**DATA RECORDS**:
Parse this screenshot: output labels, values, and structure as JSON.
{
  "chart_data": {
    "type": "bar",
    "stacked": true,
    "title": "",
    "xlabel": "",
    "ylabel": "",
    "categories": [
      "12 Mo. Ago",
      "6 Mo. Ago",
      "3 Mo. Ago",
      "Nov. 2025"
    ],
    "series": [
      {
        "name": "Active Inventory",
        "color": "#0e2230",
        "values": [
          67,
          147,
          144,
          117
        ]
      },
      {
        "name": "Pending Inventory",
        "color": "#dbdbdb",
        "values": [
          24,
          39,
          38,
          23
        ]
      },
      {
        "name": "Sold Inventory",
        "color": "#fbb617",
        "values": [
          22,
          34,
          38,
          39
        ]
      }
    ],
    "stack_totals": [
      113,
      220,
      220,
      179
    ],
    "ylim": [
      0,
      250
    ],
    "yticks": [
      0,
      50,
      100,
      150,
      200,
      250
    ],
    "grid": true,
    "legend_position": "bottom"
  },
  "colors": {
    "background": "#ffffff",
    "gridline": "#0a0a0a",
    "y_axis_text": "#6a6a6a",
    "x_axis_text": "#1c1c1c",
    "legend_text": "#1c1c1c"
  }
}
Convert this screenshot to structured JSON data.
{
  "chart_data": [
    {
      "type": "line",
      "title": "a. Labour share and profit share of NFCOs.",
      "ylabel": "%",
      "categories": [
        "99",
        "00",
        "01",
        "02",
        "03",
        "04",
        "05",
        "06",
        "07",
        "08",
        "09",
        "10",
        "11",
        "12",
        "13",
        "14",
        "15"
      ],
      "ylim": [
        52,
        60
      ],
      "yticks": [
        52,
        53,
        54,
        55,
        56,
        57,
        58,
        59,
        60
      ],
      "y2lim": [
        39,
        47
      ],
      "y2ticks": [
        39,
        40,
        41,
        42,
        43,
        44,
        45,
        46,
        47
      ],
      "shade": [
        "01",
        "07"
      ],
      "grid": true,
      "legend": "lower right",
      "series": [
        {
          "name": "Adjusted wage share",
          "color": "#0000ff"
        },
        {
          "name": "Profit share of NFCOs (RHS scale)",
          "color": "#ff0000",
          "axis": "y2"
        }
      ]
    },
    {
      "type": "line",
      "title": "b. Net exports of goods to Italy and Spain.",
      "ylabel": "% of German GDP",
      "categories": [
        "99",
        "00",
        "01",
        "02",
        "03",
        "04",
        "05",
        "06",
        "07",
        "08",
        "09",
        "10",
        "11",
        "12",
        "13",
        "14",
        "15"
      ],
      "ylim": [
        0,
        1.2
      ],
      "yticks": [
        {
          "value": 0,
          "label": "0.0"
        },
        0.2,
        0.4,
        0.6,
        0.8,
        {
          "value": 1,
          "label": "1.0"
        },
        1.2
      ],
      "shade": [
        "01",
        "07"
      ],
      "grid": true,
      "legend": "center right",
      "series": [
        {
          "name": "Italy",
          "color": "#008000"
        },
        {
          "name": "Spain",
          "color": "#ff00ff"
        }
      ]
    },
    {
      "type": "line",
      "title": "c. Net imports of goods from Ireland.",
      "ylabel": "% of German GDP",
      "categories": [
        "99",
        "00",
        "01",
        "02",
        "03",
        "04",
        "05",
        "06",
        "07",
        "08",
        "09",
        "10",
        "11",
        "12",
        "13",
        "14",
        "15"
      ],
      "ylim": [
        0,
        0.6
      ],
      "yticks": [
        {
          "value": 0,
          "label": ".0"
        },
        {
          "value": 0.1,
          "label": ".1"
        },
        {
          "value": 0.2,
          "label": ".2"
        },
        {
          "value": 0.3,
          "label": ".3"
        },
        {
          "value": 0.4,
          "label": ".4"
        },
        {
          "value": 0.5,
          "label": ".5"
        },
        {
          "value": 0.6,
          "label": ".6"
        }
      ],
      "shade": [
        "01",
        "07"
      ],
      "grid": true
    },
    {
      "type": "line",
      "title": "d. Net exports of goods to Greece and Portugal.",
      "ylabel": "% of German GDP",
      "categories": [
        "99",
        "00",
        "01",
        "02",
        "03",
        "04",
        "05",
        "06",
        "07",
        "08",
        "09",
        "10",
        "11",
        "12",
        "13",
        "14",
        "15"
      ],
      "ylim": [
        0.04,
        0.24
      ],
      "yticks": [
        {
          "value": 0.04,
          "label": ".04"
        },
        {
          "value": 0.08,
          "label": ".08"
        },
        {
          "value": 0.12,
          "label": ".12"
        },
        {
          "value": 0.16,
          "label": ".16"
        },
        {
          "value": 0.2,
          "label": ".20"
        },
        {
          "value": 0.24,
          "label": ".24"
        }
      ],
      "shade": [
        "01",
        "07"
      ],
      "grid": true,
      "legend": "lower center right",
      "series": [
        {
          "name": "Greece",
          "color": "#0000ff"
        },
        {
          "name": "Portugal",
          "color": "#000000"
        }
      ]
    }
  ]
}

**WHAT IS ASKED**: Using the listing above, please repeat every entry exactly.

**EXERCISE RESPONSE**:
Parse this screenshot: output labels, values, and structure as JSON.
{
  "chart_data": {
    "type": "bar",
    "stacked": true,
    "title": "",
    "xlabel": "",
    "ylabel": "",
    "categories": [
      "12 Mo. Ago",
      "6 Mo. Ago",
      "3 Mo. Ago",
      "Nov. 2025"
    ],
    "series": [
      {
        "name": "Active Inventory",
        "color": "#0e2230",
        "values": [
          67,
          147,
          144,
          117
        ]
      },
      {
        "name": "Pending Inventory",
        "color": "#dbdbdb",
        "values": [
          24,
          39,
          38,
          23
        ]
      },
      {
        "name": "Sold Inventory",
        "color": "#fbb617",
        "values": [
          22,
          34,
          38,
          39
        ]
      }
    ],
    "stack_totals": [
      113,
      220,
      220,
      179
    ],
    "ylim": [
      0,
      250
    ],
    "yticks": [
      0,
      50,
      100,
      150,
      200,
      250
    ],
    "grid": true,
    "legend_position": "bottom"
  },
  "colors": {
    "background": "#ffffff",
    "gridline": "#0a0a0a",
    "y_axis_text": "#6a6a6a",
    "x_axis_text": "#1c1c1c",
    "legend_text": "#1c1c1c"
  }
}
Convert this screenshot to structured JSON data.
{
  "chart_data": [
    {
      "type": "line",
      "title": "a. Labour share and profit share of NFCOs.",
      "ylabel": "%",
      "categories": [
        "99",
        "00",
        "01",
        "02",
        "03",
        "04",
        "05",
        "06",
        "07",
        "08",
        "09",
        "10",
        "11",
        "12",
        "13",
        "14",
        "15"
      ],
      "ylim": [
        52,
        60
      ],
      "yticks": [
        52,
        53,
        54,
        55,
        56,
        57,
        58,
        59,
        60
      ],
      "y2lim": [
        39,
        47
      ],
      "y2ticks": [
        39,
        40,
        41,
        42,
        43,
        44,
        45,
        46,
        47
      ],
      "shade": [
        "01",
        "07"
      ],
      "grid": true,
      "legend": "lower right",
      "series": [
        {
          "name": "Adjusted wage share",
          "color": "#0000ff"
        },
        {
          "name": "Profit share of NFCOs (RHS scale)",
          "color": "#ff0000",
          "axis": "y2"
        }
      ]
    },
    {
      "type": "line",
      "title": "b. Net exports of goods to Italy and Spain.",
      "ylabel": "% of German GDP",
      "categories": [
        "99",
        "00",
        "01",
        "02",
        "03",
        "04",
        "05",
        "06",
        "07",
        "08",
        "09",
        "10",
        "11",
        "12",
        "13",
        "14",
        "15"
      ],
      "ylim": [
        0,
        1.2
      ],
      "yticks": [
        {
          "value": 0,
          "label": "0.0"
        },
        0.2,
        0.4,
        0.6,
        0.8,
        {
          "value": 1,
          "label": "1.0"
        },
        1.2
      ],
      "shade": [
        "01",
        "07"
      ],
      "grid": true,
      "legend": "center right",
      "series": [
        {
          "name": "Italy",
          "color": "#008000"
        },
        {
          "name": "Spain",
          "color": "#ff00ff"
        }
      ]
    },
    {
      "type": "line",
      "title": "c. Net imports of goods from Ireland.",
      "ylabel": "% of German GDP",
      "categories": [
        "99",
        "00",
        "01",
        "02",
        "03",
        "04",
        "05",
        "06",
        "07",
        "08",
        "09",
        "10",
        "11",
        "12",
        "13",
        "14",
        "15"
      ],
      "ylim": [
        0,
        0.6
      ],
      "yticks": [
        {
          "value": 0,
          "label": ".0"
        },
        {
          "value": 0.1,
          "label": ".1"
        },
        {
          "value": 0.2,
          "label": ".2"
        },
        {
          "value": 0.3,
          "label": ".3"
        },
        {
          "value": 0.4,
          "label": ".4"
        },
        {
          "value": 0.5,
          "label": ".5"
        },
        {
          "value": 0.6,
          "label": ".6"
        }
      ],
      "shade": [
        "01",
        "07"
      ],
      "grid": true
    },
    {
      "type": "line",
      "title": "d. Net exports of goods to Greece and Portugal.",
      "ylabel": "% of German GDP",
      "categories": [
        "99",
        "00",
        "01",
        "02",
        "03",
        "04",
        "05",
        "06",
        "07",
        "08",
        "09",
        "10",
        "11",
        "12",
        "13",
        "14",
        "15"
      ],
      "ylim": [
        0.04,
        0.24
      ],
      "yticks": [
        {
          "value": 0.04,
          "label": ".04"
        },
        {
          "value": 0.08,
          "label": ".08"
        },
        {
          "value": 0.12,
          "label": ".12"
        },
        {
          "value": 0.16,
          "label": ".16"
        },
        {
          "value": 0.2,
          "label": ".20"
        },
        {
          "value": 0.24,
          "label": ".24"
        }
      ],
      "shade": [
        "01",
        "07"
      ],
      "grid": true,
      "legend": "lower center right",
      "series": [
        {
          "name": "Greece",
          "color": "#0000ff"
        },
        {
          "name": "Portugal",
          "color": "#000000"
        }
      ]
    }
  ]
}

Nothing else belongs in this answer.